— Records for processing —
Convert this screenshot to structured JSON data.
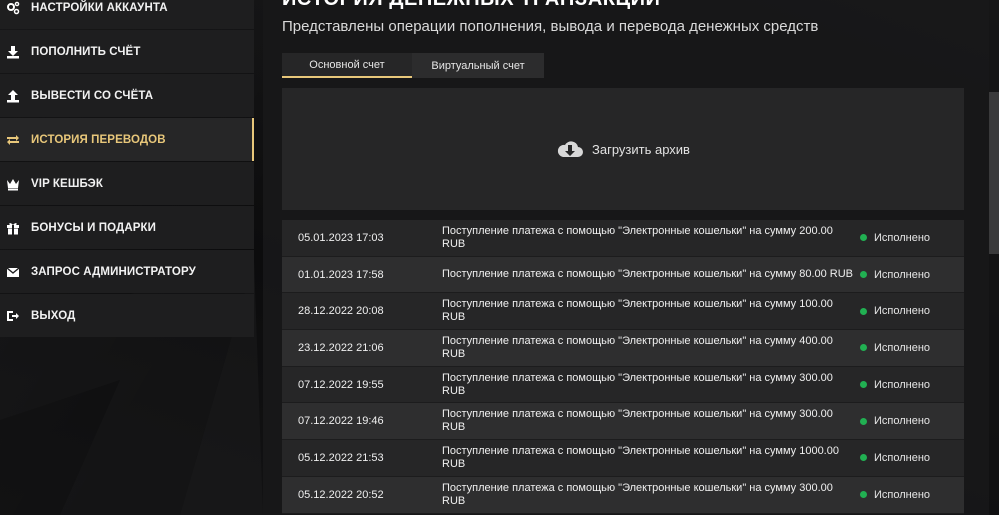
{
  "sidebar": {
    "items": [
      {
        "label": "НАСТРОЙКИ АККАУНТА",
        "icon": "gears-icon"
      },
      {
        "label": "ПОПОЛНИТЬ СЧЁТ",
        "icon": "download-icon"
      },
      {
        "label": "ВЫВЕСТИ СО СЧЁТА",
        "icon": "upload-icon"
      },
      {
        "label": "ИСТОРИЯ ПЕРЕВОДОВ",
        "icon": "transfer-arrows-icon",
        "active": true
      },
      {
        "label": "VIP КЕШБЭК",
        "icon": "crown-icon"
      },
      {
        "label": "БОНУСЫ И ПОДАРКИ",
        "icon": "gift-icon"
      },
      {
        "label": "ЗАПРОС АДМИНИСТРАТОРУ",
        "icon": "envelope-icon"
      },
      {
        "label": "ВЫХОД",
        "icon": "logout-icon"
      }
    ]
  },
  "main": {
    "title": "ИСТОРИЯ ДЕНЕЖНЫХ ТРАНЗАКЦИЙ",
    "subtitle": "Представлены операции пополнения, вывода и перевода денежных средств",
    "tabs": [
      {
        "label": "Основной счет",
        "active": true
      },
      {
        "label": "Виртуальный счет",
        "active": false
      }
    ],
    "upload_label": "Загрузить архив",
    "transactions": [
      {
        "date": "05.01.2023 17:03",
        "desc": "Поступление платежа с помощью \"Электронные кошельки\" на сумму 200.00 RUB",
        "status": "Исполнено"
      },
      {
        "date": "01.01.2023 17:58",
        "desc": "Поступление платежа с помощью \"Электронные кошельки\" на сумму 80.00 RUB",
        "status": "Исполнено"
      },
      {
        "date": "28.12.2022 20:08",
        "desc": "Поступление платежа с помощью \"Электронные кошельки\" на сумму 100.00 RUB",
        "status": "Исполнено"
      },
      {
        "date": "23.12.2022 21:06",
        "desc": "Поступление платежа с помощью \"Электронные кошельки\" на сумму 400.00 RUB",
        "status": "Исполнено"
      },
      {
        "date": "07.12.2022 19:55",
        "desc": "Поступление платежа с помощью \"Электронные кошельки\" на сумму 300.00 RUB",
        "status": "Исполнено"
      },
      {
        "date": "07.12.2022 19:46",
        "desc": "Поступление платежа с помощью \"Электронные кошельки\" на сумму 300.00 RUB",
        "status": "Исполнено"
      },
      {
        "date": "05.12.2022 21:53",
        "desc": "Поступление платежа с помощью \"Электронные кошельки\" на сумму 1000.00 RUB",
        "status": "Исполнено"
      },
      {
        "date": "05.12.2022 20:52",
        "desc": "Поступление платежа с помощью \"Электронные кошельки\" на сумму 300.00 RUB",
        "status": "Исполнено"
      }
    ]
  },
  "colors": {
    "accent": "#e8c77a",
    "status_success": "#21b052"
  }
}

— Given request —
Omit every picture, then reproduce the rest of the listing exactly.

— Result of the exercise —
Convert this screenshot to structured JSON data.
{
  "sidebar": {
    "items": [
      {
        "label": "НАСТРОЙКИ АККАУНТА",
        "icon": "gears-icon"
      },
      {
        "label": "ПОПОЛНИТЬ СЧЁТ",
        "icon": "download-icon"
      },
      {
        "label": "ВЫВЕСТИ СО СЧЁТА",
        "icon": "upload-icon"
      },
      {
        "label": "ИСТОРИЯ ПЕРЕВОДОВ",
        "icon": "transfer-arrows-icon",
        "active": true
      },
      {
        "label": "VIP КЕШБЭК",
        "icon": "crown-icon"
      },
      {
        "label": "БОНУСЫ И ПОДАРКИ",
        "icon": "gift-icon"
      },
      {
        "label": "ЗАПРОС АДМИНИСТРАТОРУ",
        "icon": "envelope-icon"
      },
      {
        "label": "ВЫХОД",
        "icon": "logout-icon"
      }
    ]
  },
  "main": {
    "title": "ИСТОРИЯ ДЕНЕЖНЫХ ТРАНЗАКЦИЙ",
    "subtitle": "Представлены операции пополнения, вывода и перевода денежных средств",
    "tabs": [
      {
        "label": "Основной счет",
        "active": true
      },
      {
        "label": "Виртуальный счет",
        "active": false
      }
    ],
    "upload_label": "Загрузить архив",
    "transactions": [
      {
        "date": "05.01.2023 17:03",
        "desc": "Поступление платежа с помощью \"Электронные кошельки\" на сумму 200.00 RUB",
        "status": "Исполнено"
      },
      {
        "date": "01.01.2023 17:58",
        "desc": "Поступление платежа с помощью \"Электронные кошельки\" на сумму 80.00 RUB",
        "status": "Исполнено"
      },
      {
        "date": "28.12.2022 20:08",
        "desc": "Поступление платежа с помощью \"Электронные кошельки\" на сумму 100.00 RUB",
        "status": "Исполнено"
      },
      {
        "date": "23.12.2022 21:06",
        "desc": "Поступление платежа с помощью \"Электронные кошельки\" на сумму 400.00 RUB",
        "status": "Исполнено"
      },
      {
        "date": "07.12.2022 19:55",
        "desc": "Поступление платежа с помощью \"Электронные кошельки\" на сумму 300.00 RUB",
        "status": "Исполнено"
      },
      {
        "date": "07.12.2022 19:46",
        "desc": "Поступление платежа с помощью \"Электронные кошельки\" на сумму 300.00 RUB",
        "status": "Исполнено"
      },
      {
        "date": "05.12.2022 21:53",
        "desc": "Поступление платежа с помощью \"Электронные кошельки\" на сумму 1000.00 RUB",
        "status": "Исполнено"
      },
      {
        "date": "05.12.2022 20:52",
        "desc": "Поступление платежа с помощью \"Электронные кошельки\" на сумму 300.00 RUB",
        "status": "Исполнено"
      }
    ]
  },
  "colors": {
    "accent": "#e8c77a",
    "status_success": "#21b052"
  }
}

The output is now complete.